• _Stated problem_
Repeat the lines below exactly as they appear, but leave out the images.

Collected data
-- begin --

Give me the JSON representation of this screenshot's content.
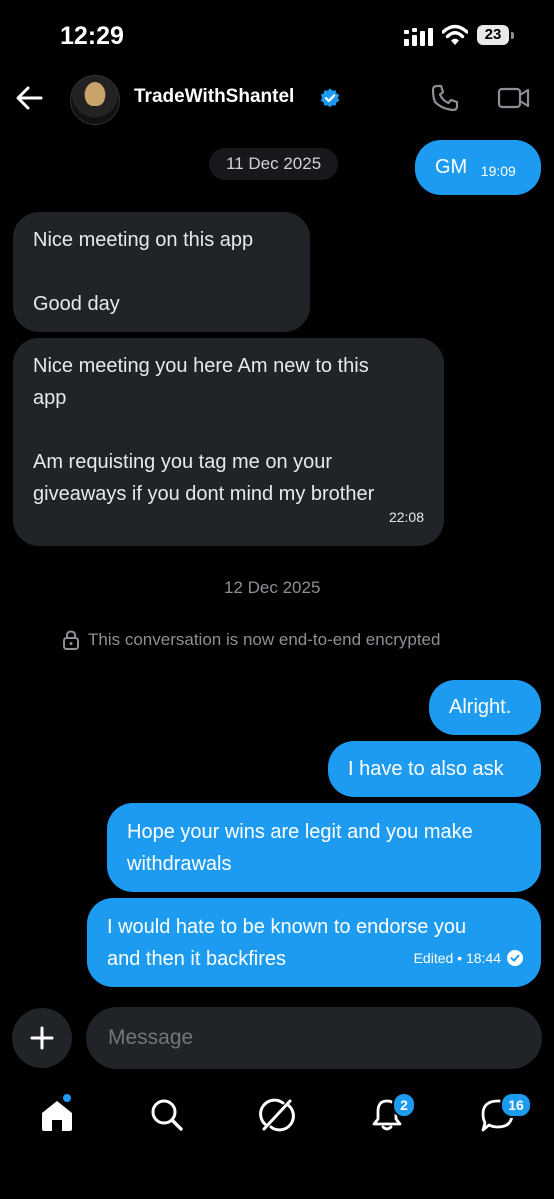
{
  "status_bar": {
    "time": "12:29",
    "battery": "23"
  },
  "header": {
    "contact_name": "TradeWithShantel"
  },
  "messages": {
    "date_1": "11 Dec 2025",
    "gm": {
      "text": "GM",
      "time": "19:09"
    },
    "m1_line1": "Nice meeting on this app",
    "m1_line2": "Good day",
    "m2_line1": "Nice meeting you here Am  new to this",
    "m2_line2": "app",
    "m2_line3": "Am requisting you tag me on your",
    "m2_line4": "giveaways if you dont mind my brother",
    "m2_time": "22:08",
    "date_2": "12 Dec 2025",
    "encryption_notice": "This conversation is now end-to-end encrypted",
    "o1": "Alright.",
    "o2": "I have to also ask",
    "o3_line1": "Hope your wins are legit and you make",
    "o3_line2": "withdrawals",
    "o4_line1": "I would hate to be known to endorse you",
    "o4_line2": "and then it backfires",
    "o4_meta": "Edited • 18:44"
  },
  "composer": {
    "placeholder": "Message"
  },
  "bottom_nav": {
    "notifications_badge": "2",
    "messages_badge": "16",
    "icons": [
      "home-icon",
      "search-icon",
      "grok-icon",
      "bell-icon",
      "messages-icon"
    ]
  },
  "colors": {
    "accent": "#1d9bf0",
    "incoming_bubble": "#202327",
    "background": "#000000"
  }
}
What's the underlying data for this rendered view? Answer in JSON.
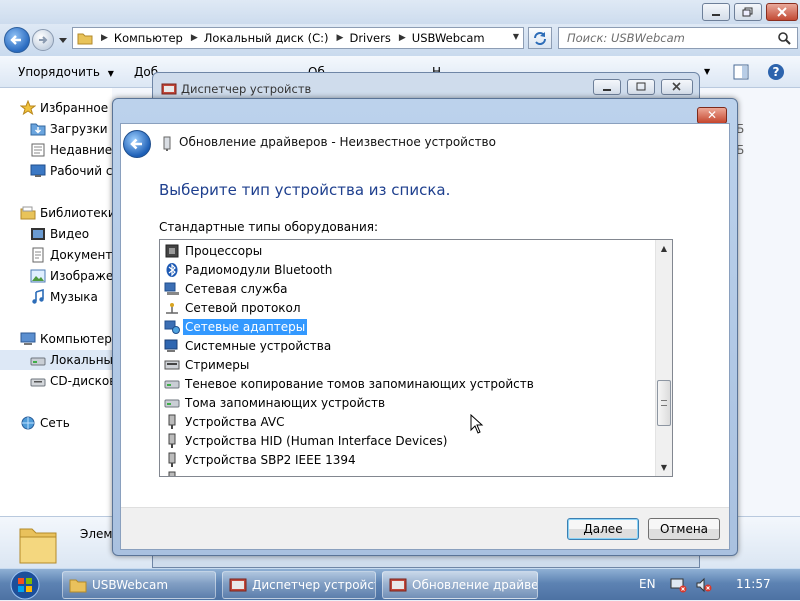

-- end --

• _Answer to this exercise_
Give me the JSON representation of this screenshot's content.
{
  "status_bar": {
    "time": "12:29",
    "battery": "23"
  },
  "header": {
    "contact_name": "TradeWithShantel"
  },
  "messages": {
    "date_1": "11 Dec 2025",
    "gm": {
      "text": "GM",
      "time": "19:09"
    },
    "m1_line1": "Nice meeting on this app",
    "m1_line2": "Good day",
    "m2_line1": "Nice meeting you here Am  new to this",
    "m2_line2": "app",
    "m2_line3": "Am requisting you tag me on your",
    "m2_line4": "giveaways if you dont mind my brother",
    "m2_time": "22:08",
    "date_2": "12 Dec 2025",
    "encryption_notice": "This conversation is now end-to-end encrypted",
    "o1": "Alright.",
    "o2": "I have to also ask",
    "o3_line1": "Hope your wins are legit and you make",
    "o3_line2": "withdrawals",
    "o4_line1": "I would hate to be known to endorse you",
    "o4_line2": "and then it backfires",
    "o4_meta": "Edited • 18:44"
  },
  "composer": {
    "placeholder": "Message"
  },
  "bottom_nav": {
    "notifications_badge": "2",
    "messages_badge": "16",
    "icons": [
      "home-icon",
      "search-icon",
      "grok-icon",
      "bell-icon",
      "messages-icon"
    ]
  },
  "colors": {
    "accent": "#1d9bf0",
    "incoming_bubble": "#202327",
    "background": "#000000"
  }
}
What's the underlying data for this rendered view? Answer in JSON.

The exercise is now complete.